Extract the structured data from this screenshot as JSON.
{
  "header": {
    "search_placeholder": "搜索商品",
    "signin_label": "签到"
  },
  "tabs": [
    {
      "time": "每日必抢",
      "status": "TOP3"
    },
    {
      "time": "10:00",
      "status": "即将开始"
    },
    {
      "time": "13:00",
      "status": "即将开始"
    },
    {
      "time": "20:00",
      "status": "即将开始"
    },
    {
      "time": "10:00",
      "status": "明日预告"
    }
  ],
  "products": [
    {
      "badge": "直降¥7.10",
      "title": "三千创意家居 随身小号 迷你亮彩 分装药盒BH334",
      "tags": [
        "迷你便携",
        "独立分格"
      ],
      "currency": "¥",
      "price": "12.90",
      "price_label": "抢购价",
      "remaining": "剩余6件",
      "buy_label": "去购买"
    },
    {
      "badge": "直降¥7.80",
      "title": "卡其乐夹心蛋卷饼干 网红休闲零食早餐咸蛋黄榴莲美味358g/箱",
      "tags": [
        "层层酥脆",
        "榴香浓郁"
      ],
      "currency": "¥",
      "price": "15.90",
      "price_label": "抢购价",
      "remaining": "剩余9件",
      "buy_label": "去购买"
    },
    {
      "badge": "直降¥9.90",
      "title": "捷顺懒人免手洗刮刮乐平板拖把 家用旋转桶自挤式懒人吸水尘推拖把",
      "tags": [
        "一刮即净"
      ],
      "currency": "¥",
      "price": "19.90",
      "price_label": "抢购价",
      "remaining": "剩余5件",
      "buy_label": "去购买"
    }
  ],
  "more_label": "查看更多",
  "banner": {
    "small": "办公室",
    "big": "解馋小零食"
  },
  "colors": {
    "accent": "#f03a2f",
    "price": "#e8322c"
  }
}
**********
Extract the whole listing, character for character.

Extract the structured data from this screenshot as JSON.
{
  "header": {
    "search_placeholder": "搜索商品",
    "signin_label": "签到"
  },
  "tabs": [
    {
      "time": "每日必抢",
      "status": "TOP3"
    },
    {
      "time": "10:00",
      "status": "即将开始"
    },
    {
      "time": "13:00",
      "status": "即将开始"
    },
    {
      "time": "20:00",
      "status": "即将开始"
    },
    {
      "time": "10:00",
      "status": "明日预告"
    }
  ],
  "products": [
    {
      "badge": "直降¥7.10",
      "title": "三千创意家居 随身小号 迷你亮彩 分装药盒BH334",
      "tags": [
        "迷你便携",
        "独立分格"
      ],
      "currency": "¥",
      "price": "12.90",
      "price_label": "抢购价",
      "remaining": "剩余6件",
      "buy_label": "去购买"
    },
    {
      "badge": "直降¥7.80",
      "title": "卡其乐夹心蛋卷饼干 网红休闲零食早餐咸蛋黄榴莲美味358g/箱",
      "tags": [
        "层层酥脆",
        "榴香浓郁"
      ],
      "currency": "¥",
      "price": "15.90",
      "price_label": "抢购价",
      "remaining": "剩余9件",
      "buy_label": "去购买"
    },
    {
      "badge": "直降¥9.90",
      "title": "捷顺懒人免手洗刮刮乐平板拖把 家用旋转桶自挤式懒人吸水尘推拖把",
      "tags": [
        "一刮即净"
      ],
      "currency": "¥",
      "price": "19.90",
      "price_label": "抢购价",
      "remaining": "剩余5件",
      "buy_label": "去购买"
    }
  ],
  "more_label": "查看更多",
  "banner": {
    "small": "办公室",
    "big": "解馋小零食"
  },
  "colors": {
    "accent": "#f03a2f",
    "price": "#e8322c"
  }
}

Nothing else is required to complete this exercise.